The request: Write out all of the data exactly as it appears.

---------- Stored records

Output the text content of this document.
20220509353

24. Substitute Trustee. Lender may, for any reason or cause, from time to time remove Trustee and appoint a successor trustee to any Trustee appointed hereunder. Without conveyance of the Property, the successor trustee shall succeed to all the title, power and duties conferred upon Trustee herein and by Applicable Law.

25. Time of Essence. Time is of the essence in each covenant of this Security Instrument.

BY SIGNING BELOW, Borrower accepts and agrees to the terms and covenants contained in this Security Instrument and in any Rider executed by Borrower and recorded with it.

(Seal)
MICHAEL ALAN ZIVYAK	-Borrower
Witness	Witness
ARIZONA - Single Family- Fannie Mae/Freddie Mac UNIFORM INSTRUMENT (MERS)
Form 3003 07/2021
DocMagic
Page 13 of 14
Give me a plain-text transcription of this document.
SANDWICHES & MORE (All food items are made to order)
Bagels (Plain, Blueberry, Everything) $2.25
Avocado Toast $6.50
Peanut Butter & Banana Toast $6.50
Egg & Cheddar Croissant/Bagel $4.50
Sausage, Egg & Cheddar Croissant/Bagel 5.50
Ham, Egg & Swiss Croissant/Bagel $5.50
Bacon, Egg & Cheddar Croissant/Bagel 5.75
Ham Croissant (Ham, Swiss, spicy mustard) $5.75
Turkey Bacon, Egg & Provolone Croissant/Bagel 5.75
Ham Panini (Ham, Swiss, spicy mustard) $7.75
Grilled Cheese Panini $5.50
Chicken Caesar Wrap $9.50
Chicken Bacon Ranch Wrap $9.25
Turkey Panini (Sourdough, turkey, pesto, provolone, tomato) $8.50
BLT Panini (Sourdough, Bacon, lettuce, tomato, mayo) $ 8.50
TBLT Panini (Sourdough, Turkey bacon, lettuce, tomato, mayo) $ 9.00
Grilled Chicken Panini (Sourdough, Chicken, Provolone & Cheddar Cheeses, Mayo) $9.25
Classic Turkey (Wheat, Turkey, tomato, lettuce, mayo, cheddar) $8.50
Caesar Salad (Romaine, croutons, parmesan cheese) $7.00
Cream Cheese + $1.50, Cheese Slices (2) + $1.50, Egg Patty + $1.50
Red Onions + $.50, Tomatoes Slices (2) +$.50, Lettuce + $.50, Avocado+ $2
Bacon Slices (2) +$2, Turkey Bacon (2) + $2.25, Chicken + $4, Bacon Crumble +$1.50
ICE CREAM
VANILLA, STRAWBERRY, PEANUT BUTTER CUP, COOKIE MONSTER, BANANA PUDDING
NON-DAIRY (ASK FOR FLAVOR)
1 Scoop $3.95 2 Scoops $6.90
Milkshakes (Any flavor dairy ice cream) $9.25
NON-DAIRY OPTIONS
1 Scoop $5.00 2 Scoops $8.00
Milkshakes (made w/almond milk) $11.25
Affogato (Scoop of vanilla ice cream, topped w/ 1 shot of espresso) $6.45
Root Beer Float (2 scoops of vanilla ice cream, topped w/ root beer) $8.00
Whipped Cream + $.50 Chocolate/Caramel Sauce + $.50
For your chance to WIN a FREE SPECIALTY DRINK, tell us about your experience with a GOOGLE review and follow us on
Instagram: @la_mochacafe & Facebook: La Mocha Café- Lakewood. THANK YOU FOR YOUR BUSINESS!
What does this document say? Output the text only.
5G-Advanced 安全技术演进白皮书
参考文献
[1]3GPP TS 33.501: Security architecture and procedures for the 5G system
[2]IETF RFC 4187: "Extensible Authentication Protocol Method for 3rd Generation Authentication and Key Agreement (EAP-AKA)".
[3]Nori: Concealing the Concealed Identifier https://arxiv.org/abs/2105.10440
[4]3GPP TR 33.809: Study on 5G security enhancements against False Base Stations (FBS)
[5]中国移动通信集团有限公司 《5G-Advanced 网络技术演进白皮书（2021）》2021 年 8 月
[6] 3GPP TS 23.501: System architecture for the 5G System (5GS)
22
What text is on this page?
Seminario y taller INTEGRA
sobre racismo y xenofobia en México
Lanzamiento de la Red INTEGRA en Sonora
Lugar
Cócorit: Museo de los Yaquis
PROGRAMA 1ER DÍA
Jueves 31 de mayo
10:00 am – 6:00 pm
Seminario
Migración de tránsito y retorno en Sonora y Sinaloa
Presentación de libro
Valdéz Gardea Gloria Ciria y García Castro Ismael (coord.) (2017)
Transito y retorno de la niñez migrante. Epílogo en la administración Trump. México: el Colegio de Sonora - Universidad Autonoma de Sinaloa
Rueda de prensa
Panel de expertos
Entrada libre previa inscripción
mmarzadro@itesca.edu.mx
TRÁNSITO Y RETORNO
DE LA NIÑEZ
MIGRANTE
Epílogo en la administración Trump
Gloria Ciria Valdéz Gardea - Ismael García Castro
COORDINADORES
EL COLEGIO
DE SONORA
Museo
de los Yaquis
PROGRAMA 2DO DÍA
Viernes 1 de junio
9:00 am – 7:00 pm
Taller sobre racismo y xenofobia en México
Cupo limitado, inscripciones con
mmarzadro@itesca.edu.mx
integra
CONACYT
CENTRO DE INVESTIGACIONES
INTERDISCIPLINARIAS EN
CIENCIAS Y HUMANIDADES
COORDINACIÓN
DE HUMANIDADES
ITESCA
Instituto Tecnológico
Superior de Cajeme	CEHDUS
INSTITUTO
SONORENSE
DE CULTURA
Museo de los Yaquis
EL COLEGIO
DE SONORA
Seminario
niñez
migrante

--------------------

Final result:
Output the text content of this document.
20220509353

24. Substitute Trustee. Lender may, for any reason or cause, from time to time remove Trustee and appoint a successor trustee to any Trustee appointed hereunder. Without conveyance of the Property, the successor trustee shall succeed to all the title, power and duties conferred upon Trustee herein and by Applicable Law.

25. Time of Essence. Time is of the essence in each covenant of this Security Instrument.

BY SIGNING BELOW, Borrower accepts and agrees to the terms and covenants contained in this Security Instrument and in any Rider executed by Borrower and recorded with it.

(Seal)
MICHAEL ALAN ZIVYAK	-Borrower
Witness	Witness
ARIZONA - Single Family- Fannie Mae/Freddie Mac UNIFORM INSTRUMENT (MERS)
Form 3003 07/2021
DocMagic
Page 13 of 14
Give me a plain-text transcription of this document.
SANDWICHES & MORE (All food items are made to order)
Bagels (Plain, Blueberry, Everything) $2.25
Avocado Toast $6.50
Peanut Butter & Banana Toast $6.50
Egg & Cheddar Croissant/Bagel $4.50
Sausage, Egg & Cheddar Croissant/Bagel 5.50
Ham, Egg & Swiss Croissant/Bagel $5.50
Bacon, Egg & Cheddar Croissant/Bagel 5.75
Ham Croissant (Ham, Swiss, spicy mustard) $5.75
Turkey Bacon, Egg & Provolone Croissant/Bagel 5.75
Ham Panini (Ham, Swiss, spicy mustard) $7.75
Grilled Cheese Panini $5.50
Chicken Caesar Wrap $9.50
Chicken Bacon Ranch Wrap $9.25
Turkey Panini (Sourdough, turkey, pesto, provolone, tomato) $8.50
BLT Panini (Sourdough, Bacon, lettuce, tomato, mayo) $ 8.50
TBLT Panini (Sourdough, Turkey bacon, lettuce, tomato, mayo) $ 9.00
Grilled Chicken Panini (Sourdough, Chicken, Provolone & Cheddar Cheeses, Mayo) $9.25
Classic Turkey (Wheat, Turkey, tomato, lettuce, mayo, cheddar) $8.50
Caesar Salad (Romaine, croutons, parmesan cheese) $7.00
Cream Cheese + $1.50, Cheese Slices (2) + $1.50, Egg Patty + $1.50
Red Onions + $.50, Tomatoes Slices (2) +$.50, Lettuce + $.50, Avocado+ $2
Bacon Slices (2) +$2, Turkey Bacon (2) + $2.25, Chicken + $4, Bacon Crumble +$1.50
ICE CREAM
VANILLA, STRAWBERRY, PEANUT BUTTER CUP, COOKIE MONSTER, BANANA PUDDING
NON-DAIRY (ASK FOR FLAVOR)
1 Scoop $3.95 2 Scoops $6.90
Milkshakes (Any flavor dairy ice cream) $9.25
NON-DAIRY OPTIONS
1 Scoop $5.00 2 Scoops $8.00
Milkshakes (made w/almond milk) $11.25
Affogato (Scoop of vanilla ice cream, topped w/ 1 shot of espresso) $6.45
Root Beer Float (2 scoops of vanilla ice cream, topped w/ root beer) $8.00
Whipped Cream + $.50 Chocolate/Caramel Sauce + $.50
For your chance to WIN a FREE SPECIALTY DRINK, tell us about your experience with a GOOGLE review and follow us on
Instagram: @la_mochacafe & Facebook: La Mocha Café- Lakewood. THANK YOU FOR YOUR BUSINESS!
What does this document say? Output the text only.
5G-Advanced 安全技术演进白皮书
参考文献
[1]3GPP TS 33.501: Security architecture and procedures for the 5G system
[2]IETF RFC 4187: "Extensible Authentication Protocol Method for 3rd Generation Authentication and Key Agreement (EAP-AKA)".
[3]Nori: Concealing the Concealed Identifier https://arxiv.org/abs/2105.10440
[4]3GPP TR 33.809: Study on 5G security enhancements against False Base Stations (FBS)
[5]中国移动通信集团有限公司 《5G-Advanced 网络技术演进白皮书（2021）》2021 年 8 月
[6] 3GPP TS 23.501: System architecture for the 5G System (5GS)
22
What text is on this page?
Seminario y taller INTEGRA
sobre racismo y xenofobia en México
Lanzamiento de la Red INTEGRA en Sonora
Lugar
Cócorit: Museo de los Yaquis
PROGRAMA 1ER DÍA
Jueves 31 de mayo
10:00 am – 6:00 pm
Seminario
Migración de tránsito y retorno en Sonora y Sinaloa
Presentación de libro
Valdéz Gardea Gloria Ciria y García Castro Ismael (coord.) (2017)
Transito y retorno de la niñez migrante. Epílogo en la administración Trump. México: el Colegio de Sonora - Universidad Autonoma de Sinaloa
Rueda de prensa
Panel de expertos
Entrada libre previa inscripción
mmarzadro@itesca.edu.mx
TRÁNSITO Y RETORNO
DE LA NIÑEZ
MIGRANTE
Epílogo en la administración Trump
Gloria Ciria Valdéz Gardea - Ismael García Castro
COORDINADORES
EL COLEGIO
DE SONORA
Museo
de los Yaquis
PROGRAMA 2DO DÍA
Viernes 1 de junio
9:00 am – 7:00 pm
Taller sobre racismo y xenofobia en México
Cupo limitado, inscripciones con
mmarzadro@itesca.edu.mx
integra
CONACYT
CENTRO DE INVESTIGACIONES
INTERDISCIPLINARIAS EN
CIENCIAS Y HUMANIDADES
COORDINACIÓN
DE HUMANIDADES
ITESCA
Instituto Tecnológico
Superior de Cajeme	CEHDUS
INSTITUTO
SONORENSE
DE CULTURA
Museo de los Yaquis
EL COLEGIO
DE SONORA
Seminario
niñez
migrante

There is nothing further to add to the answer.